Among the puzzling aspects of the MoU are demands for reforms on things seemingly trivial as milk. While pensioners are eating out of garbage cans, the troika has been haggling over how old a carton of milk can be if it is to be labeled “fresh.” Stiglitz observes that if you look closely you see that special interests — in this case the big dairy companies of Holland — appear to be behind the reforms. Dutch milk sellers would prefer that their milk, which travels long distances to reach Greece, be allowed to call itself fresh — a move that will only hurt local dairies. By discouraging local production, the MoU paves the way for even more Greek unemployment and less demand for goods and services — hardly a recipe for economic health. (The chairman of the Eurogroup, it may be worth noting, is Jeroen Dijsselbloem, the Dutch Finance minister).
http://www.huffingtonpost.com/lynn-parr ... 20522.html
Stiglitz is exactly right in his diagnosis. Dutch milk being shipped to Greece is an example of everything that is wrong and goes wrong making things worse for Greece. Btw 90% of the money that goes from the North to the debt obligations of Greece is not invested in Greece, but to shady banks in Southern Europe as well as the even darker Deutsche Bank and is a defacto continuous bail-out stream of money to keep those bankrupt-near bankrupt banks afloat on northerner tax payer money.

*Raw data*
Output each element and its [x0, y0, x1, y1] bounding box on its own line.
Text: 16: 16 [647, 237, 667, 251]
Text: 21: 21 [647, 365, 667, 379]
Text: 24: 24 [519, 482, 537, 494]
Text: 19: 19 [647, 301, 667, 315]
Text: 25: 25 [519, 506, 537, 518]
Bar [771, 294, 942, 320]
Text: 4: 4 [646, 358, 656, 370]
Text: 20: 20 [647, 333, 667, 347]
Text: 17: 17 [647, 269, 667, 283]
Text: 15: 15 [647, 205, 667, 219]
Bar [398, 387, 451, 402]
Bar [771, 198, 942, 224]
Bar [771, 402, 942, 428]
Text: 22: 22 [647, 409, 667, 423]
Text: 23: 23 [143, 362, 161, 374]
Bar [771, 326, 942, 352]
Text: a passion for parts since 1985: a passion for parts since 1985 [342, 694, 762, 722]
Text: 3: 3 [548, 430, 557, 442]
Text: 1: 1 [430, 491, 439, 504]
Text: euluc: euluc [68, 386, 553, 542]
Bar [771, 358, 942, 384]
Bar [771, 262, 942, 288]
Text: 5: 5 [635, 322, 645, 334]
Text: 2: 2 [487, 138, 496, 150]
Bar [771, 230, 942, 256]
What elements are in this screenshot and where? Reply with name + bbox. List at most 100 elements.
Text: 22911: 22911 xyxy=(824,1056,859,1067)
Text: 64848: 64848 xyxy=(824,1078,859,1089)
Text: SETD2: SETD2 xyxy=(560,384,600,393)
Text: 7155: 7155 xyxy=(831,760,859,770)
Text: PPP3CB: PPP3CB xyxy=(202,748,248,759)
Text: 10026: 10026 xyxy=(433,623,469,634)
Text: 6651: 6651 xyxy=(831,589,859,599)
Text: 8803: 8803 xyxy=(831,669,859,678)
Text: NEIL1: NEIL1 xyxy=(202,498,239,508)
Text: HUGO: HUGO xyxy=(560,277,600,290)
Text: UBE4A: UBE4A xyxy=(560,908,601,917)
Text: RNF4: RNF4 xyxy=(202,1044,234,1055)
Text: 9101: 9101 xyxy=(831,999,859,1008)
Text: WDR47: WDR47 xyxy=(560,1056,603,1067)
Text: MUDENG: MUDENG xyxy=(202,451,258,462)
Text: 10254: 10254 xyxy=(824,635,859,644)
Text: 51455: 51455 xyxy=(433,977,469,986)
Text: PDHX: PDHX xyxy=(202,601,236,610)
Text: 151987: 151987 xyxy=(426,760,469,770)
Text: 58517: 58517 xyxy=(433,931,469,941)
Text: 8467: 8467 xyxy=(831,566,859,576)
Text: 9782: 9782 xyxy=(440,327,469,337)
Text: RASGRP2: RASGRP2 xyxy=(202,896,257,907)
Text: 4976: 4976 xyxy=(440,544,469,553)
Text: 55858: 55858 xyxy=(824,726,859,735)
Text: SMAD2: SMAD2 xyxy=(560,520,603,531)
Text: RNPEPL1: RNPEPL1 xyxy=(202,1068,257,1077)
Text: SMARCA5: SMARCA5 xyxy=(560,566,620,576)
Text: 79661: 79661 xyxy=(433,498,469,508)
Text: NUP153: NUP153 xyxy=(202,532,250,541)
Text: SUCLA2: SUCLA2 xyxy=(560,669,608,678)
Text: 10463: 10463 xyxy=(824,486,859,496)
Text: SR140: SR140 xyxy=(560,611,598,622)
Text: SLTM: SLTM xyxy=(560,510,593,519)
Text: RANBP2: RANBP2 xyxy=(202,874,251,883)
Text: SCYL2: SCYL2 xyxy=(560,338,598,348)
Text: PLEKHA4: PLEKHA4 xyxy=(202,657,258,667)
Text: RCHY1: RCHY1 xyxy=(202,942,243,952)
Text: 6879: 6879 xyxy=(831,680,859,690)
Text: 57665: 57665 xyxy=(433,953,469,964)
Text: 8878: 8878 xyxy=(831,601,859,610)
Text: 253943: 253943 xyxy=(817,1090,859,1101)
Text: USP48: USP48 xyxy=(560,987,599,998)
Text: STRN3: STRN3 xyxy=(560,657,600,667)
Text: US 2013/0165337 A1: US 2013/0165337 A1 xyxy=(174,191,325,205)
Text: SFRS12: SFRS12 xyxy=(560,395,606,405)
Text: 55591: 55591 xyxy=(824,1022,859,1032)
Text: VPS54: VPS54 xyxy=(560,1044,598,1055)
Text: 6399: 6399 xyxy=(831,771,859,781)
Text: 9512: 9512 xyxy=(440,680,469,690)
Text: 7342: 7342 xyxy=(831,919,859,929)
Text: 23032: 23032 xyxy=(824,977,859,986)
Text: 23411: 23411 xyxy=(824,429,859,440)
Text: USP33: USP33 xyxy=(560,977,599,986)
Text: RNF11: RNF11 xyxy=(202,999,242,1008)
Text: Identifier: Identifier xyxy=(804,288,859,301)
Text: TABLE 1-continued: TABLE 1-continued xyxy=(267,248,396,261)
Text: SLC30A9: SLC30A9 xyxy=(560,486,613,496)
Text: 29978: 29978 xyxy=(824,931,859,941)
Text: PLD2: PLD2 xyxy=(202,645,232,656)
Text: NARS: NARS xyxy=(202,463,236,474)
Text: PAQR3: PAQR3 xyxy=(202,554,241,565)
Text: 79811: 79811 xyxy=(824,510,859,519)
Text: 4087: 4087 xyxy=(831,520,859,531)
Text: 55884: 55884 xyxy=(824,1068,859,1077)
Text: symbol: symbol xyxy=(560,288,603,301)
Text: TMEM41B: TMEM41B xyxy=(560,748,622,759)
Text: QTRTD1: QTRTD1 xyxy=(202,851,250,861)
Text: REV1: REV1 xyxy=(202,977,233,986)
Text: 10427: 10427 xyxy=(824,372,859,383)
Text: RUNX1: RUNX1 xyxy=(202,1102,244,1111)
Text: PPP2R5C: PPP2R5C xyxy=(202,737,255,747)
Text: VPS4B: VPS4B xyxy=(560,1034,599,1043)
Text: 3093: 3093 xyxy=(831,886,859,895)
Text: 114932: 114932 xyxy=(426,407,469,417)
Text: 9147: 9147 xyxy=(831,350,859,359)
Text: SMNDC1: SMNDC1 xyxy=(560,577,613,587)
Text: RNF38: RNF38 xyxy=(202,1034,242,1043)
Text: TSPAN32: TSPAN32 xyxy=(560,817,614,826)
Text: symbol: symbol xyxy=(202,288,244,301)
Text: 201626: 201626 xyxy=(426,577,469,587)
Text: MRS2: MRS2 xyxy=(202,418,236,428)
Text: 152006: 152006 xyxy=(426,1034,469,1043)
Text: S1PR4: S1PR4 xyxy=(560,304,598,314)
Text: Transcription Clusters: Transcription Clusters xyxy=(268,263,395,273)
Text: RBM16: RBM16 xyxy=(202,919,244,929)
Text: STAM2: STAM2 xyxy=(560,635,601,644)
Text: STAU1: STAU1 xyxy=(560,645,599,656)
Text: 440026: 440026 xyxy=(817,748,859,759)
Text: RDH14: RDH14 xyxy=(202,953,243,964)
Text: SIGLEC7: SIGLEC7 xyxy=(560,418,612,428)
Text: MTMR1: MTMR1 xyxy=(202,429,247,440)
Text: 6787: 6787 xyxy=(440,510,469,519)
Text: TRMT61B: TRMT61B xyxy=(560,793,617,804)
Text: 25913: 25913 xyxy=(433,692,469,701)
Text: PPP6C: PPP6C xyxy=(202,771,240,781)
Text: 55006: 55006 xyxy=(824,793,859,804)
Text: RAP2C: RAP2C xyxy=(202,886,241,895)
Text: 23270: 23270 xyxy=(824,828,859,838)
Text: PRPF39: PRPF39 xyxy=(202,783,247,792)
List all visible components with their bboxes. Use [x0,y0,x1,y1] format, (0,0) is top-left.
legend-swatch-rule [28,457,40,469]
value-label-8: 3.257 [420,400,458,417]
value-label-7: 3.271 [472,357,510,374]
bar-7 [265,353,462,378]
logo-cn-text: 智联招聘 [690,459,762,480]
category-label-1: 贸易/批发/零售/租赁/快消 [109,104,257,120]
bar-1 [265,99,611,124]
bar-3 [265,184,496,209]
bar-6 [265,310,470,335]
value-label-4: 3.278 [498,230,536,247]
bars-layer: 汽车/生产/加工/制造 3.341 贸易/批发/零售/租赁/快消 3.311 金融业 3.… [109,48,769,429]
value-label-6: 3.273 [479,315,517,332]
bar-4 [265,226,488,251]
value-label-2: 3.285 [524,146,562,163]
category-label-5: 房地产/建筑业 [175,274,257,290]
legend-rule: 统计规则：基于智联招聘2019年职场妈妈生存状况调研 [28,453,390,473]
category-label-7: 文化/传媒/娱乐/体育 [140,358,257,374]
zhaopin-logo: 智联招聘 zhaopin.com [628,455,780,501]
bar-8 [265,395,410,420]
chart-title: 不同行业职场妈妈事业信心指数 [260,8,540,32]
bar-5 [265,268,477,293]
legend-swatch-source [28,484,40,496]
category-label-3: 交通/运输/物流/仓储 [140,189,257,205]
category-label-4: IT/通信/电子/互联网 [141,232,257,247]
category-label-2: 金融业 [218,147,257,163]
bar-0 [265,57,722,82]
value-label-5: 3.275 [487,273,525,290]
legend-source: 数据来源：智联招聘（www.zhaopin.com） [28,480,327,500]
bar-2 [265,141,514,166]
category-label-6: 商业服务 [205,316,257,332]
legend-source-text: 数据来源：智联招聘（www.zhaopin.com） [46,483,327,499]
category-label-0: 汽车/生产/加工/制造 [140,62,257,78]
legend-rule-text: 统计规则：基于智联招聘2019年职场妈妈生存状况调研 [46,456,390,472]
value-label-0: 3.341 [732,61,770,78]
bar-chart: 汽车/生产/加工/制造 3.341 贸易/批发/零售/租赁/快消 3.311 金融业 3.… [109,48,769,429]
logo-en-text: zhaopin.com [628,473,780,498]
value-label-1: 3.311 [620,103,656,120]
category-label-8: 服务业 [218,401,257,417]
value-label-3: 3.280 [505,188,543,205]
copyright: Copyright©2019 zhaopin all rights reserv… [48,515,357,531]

*Task brief*
Continue the passage about Greece's bailout terms and Dutch milk from the point where it ends.

*The answer*
Stiglitz has a proposal for a Greek Euro, but it won't work either. Greece's dept should be officially written off (which is basically the case anyways..they only need to pay back hundred years from now), then it should have its own currency back (name unimportant), banks holding those written off debts should go to the butcher as they did in Iceland and put back those sanitized banks into the market run by different managers who know the difference between stupid and responsible. Then leave it to the Greek people what gvt they want, how to organize their economy etc. Just my worthy Dutch two cents.

Dijsselbloem is out anyways most likely and fortunately. A typical double agent for international banking, corporate globalism, salon socialism, EU central mismanagement and sitting there to serve Dutch self-interest all at the same time. Too many hats for one man to wear. No wonder he started to make funny remarks about women and alcohol; most likely projection.